━━━ Information given ━━━

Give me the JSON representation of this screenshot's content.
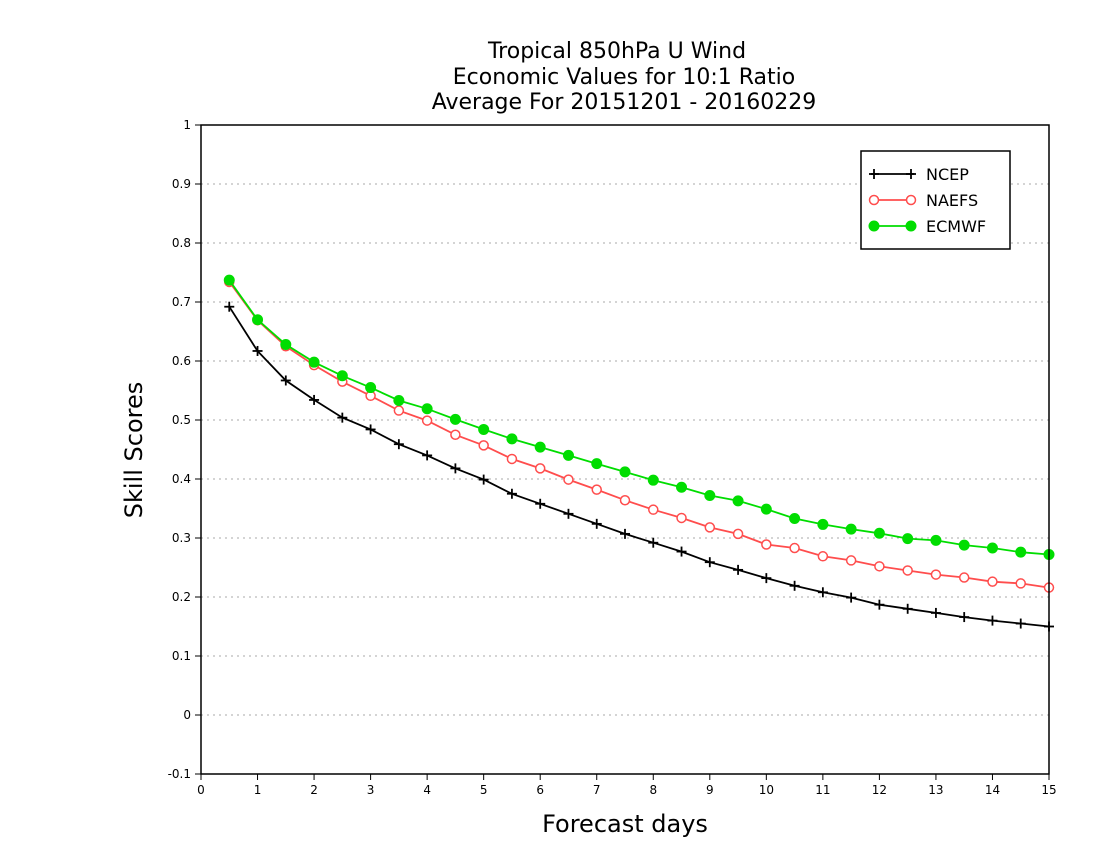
{
  "chart_data": {
    "type": "line",
    "title_lines": [
      "Tropical 850hPa U Wind",
      "Economic Values for 10:1 Ratio",
      "Average For 20151201 - 20160229"
    ],
    "xlabel": "Forecast days",
    "ylabel": "Skill Scores",
    "xlim": [
      0,
      15
    ],
    "ylim": [
      -0.1,
      1
    ],
    "x_ticks": [
      0,
      1,
      2,
      3,
      4,
      5,
      6,
      7,
      8,
      9,
      10,
      11,
      12,
      13,
      14,
      15
    ],
    "x_tick_labels": [
      "0",
      "1",
      "2",
      "3",
      "4",
      "5",
      "6",
      "7",
      "8",
      "9",
      "10",
      "11",
      "12",
      "13",
      "14",
      "15"
    ],
    "y_ticks": [
      -0.1,
      0,
      0.1,
      0.2,
      0.3,
      0.4,
      0.5,
      0.6,
      0.7,
      0.8,
      0.9,
      1
    ],
    "y_tick_labels": [
      "-0.1",
      "0",
      "0.1",
      "0.2",
      "0.3",
      "0.4",
      "0.5",
      "0.6",
      "0.7",
      "0.8",
      "0.9",
      "1"
    ],
    "grid": "horizontal dotted",
    "legend_position": "top-right",
    "x": [
      0.5,
      1,
      1.5,
      2,
      2.5,
      3,
      3.5,
      4,
      4.5,
      5,
      5.5,
      6,
      6.5,
      7,
      7.5,
      8,
      8.5,
      9,
      9.5,
      10,
      10.5,
      11,
      11.5,
      12,
      12.5,
      13,
      13.5,
      14,
      14.5,
      15
    ],
    "series": [
      {
        "name": "NCEP",
        "color": "#000000",
        "marker": "plus",
        "values": [
          0.692,
          0.617,
          0.567,
          0.534,
          0.504,
          0.484,
          0.459,
          0.44,
          0.418,
          0.399,
          0.375,
          0.358,
          0.341,
          0.324,
          0.307,
          0.292,
          0.277,
          0.259,
          0.246,
          0.232,
          0.219,
          0.208,
          0.199,
          0.187,
          0.18,
          0.173,
          0.166,
          0.16,
          0.155,
          0.15
        ]
      },
      {
        "name": "NAEFS",
        "color": "#ff4d4d",
        "marker": "open-circle",
        "values": [
          0.734,
          0.669,
          0.625,
          0.593,
          0.565,
          0.541,
          0.516,
          0.499,
          0.475,
          0.457,
          0.434,
          0.418,
          0.399,
          0.382,
          0.364,
          0.348,
          0.334,
          0.318,
          0.307,
          0.289,
          0.283,
          0.269,
          0.262,
          0.252,
          0.245,
          0.238,
          0.233,
          0.226,
          0.223,
          0.216
        ]
      },
      {
        "name": "ECMWF",
        "color": "#00dd00",
        "marker": "filled-circle",
        "values": [
          0.737,
          0.67,
          0.628,
          0.598,
          0.575,
          0.555,
          0.533,
          0.519,
          0.501,
          0.484,
          0.468,
          0.454,
          0.44,
          0.426,
          0.412,
          0.398,
          0.386,
          0.372,
          0.363,
          0.349,
          0.333,
          0.323,
          0.315,
          0.308,
          0.299,
          0.296,
          0.288,
          0.283,
          0.276,
          0.272
        ]
      }
    ]
  }
}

━━━

Write out all the entries again, word for word, and print no images.

The answer:
Give me the JSON representation of this screenshot's content.
{
  "chart_data": {
    "type": "line",
    "title_lines": [
      "Tropical 850hPa U Wind",
      "Economic Values for 10:1 Ratio",
      "Average For 20151201 - 20160229"
    ],
    "xlabel": "Forecast days",
    "ylabel": "Skill Scores",
    "xlim": [
      0,
      15
    ],
    "ylim": [
      -0.1,
      1
    ],
    "x_ticks": [
      0,
      1,
      2,
      3,
      4,
      5,
      6,
      7,
      8,
      9,
      10,
      11,
      12,
      13,
      14,
      15
    ],
    "x_tick_labels": [
      "0",
      "1",
      "2",
      "3",
      "4",
      "5",
      "6",
      "7",
      "8",
      "9",
      "10",
      "11",
      "12",
      "13",
      "14",
      "15"
    ],
    "y_ticks": [
      -0.1,
      0,
      0.1,
      0.2,
      0.3,
      0.4,
      0.5,
      0.6,
      0.7,
      0.8,
      0.9,
      1
    ],
    "y_tick_labels": [
      "-0.1",
      "0",
      "0.1",
      "0.2",
      "0.3",
      "0.4",
      "0.5",
      "0.6",
      "0.7",
      "0.8",
      "0.9",
      "1"
    ],
    "grid": "horizontal dotted",
    "legend_position": "top-right",
    "x": [
      0.5,
      1,
      1.5,
      2,
      2.5,
      3,
      3.5,
      4,
      4.5,
      5,
      5.5,
      6,
      6.5,
      7,
      7.5,
      8,
      8.5,
      9,
      9.5,
      10,
      10.5,
      11,
      11.5,
      12,
      12.5,
      13,
      13.5,
      14,
      14.5,
      15
    ],
    "series": [
      {
        "name": "NCEP",
        "color": "#000000",
        "marker": "plus",
        "values": [
          0.692,
          0.617,
          0.567,
          0.534,
          0.504,
          0.484,
          0.459,
          0.44,
          0.418,
          0.399,
          0.375,
          0.358,
          0.341,
          0.324,
          0.307,
          0.292,
          0.277,
          0.259,
          0.246,
          0.232,
          0.219,
          0.208,
          0.199,
          0.187,
          0.18,
          0.173,
          0.166,
          0.16,
          0.155,
          0.15
        ]
      },
      {
        "name": "NAEFS",
        "color": "#ff4d4d",
        "marker": "open-circle",
        "values": [
          0.734,
          0.669,
          0.625,
          0.593,
          0.565,
          0.541,
          0.516,
          0.499,
          0.475,
          0.457,
          0.434,
          0.418,
          0.399,
          0.382,
          0.364,
          0.348,
          0.334,
          0.318,
          0.307,
          0.289,
          0.283,
          0.269,
          0.262,
          0.252,
          0.245,
          0.238,
          0.233,
          0.226,
          0.223,
          0.216
        ]
      },
      {
        "name": "ECMWF",
        "color": "#00dd00",
        "marker": "filled-circle",
        "values": [
          0.737,
          0.67,
          0.628,
          0.598,
          0.575,
          0.555,
          0.533,
          0.519,
          0.501,
          0.484,
          0.468,
          0.454,
          0.44,
          0.426,
          0.412,
          0.398,
          0.386,
          0.372,
          0.363,
          0.349,
          0.333,
          0.323,
          0.315,
          0.308,
          0.299,
          0.296,
          0.288,
          0.283,
          0.276,
          0.272
        ]
      }
    ]
  }
}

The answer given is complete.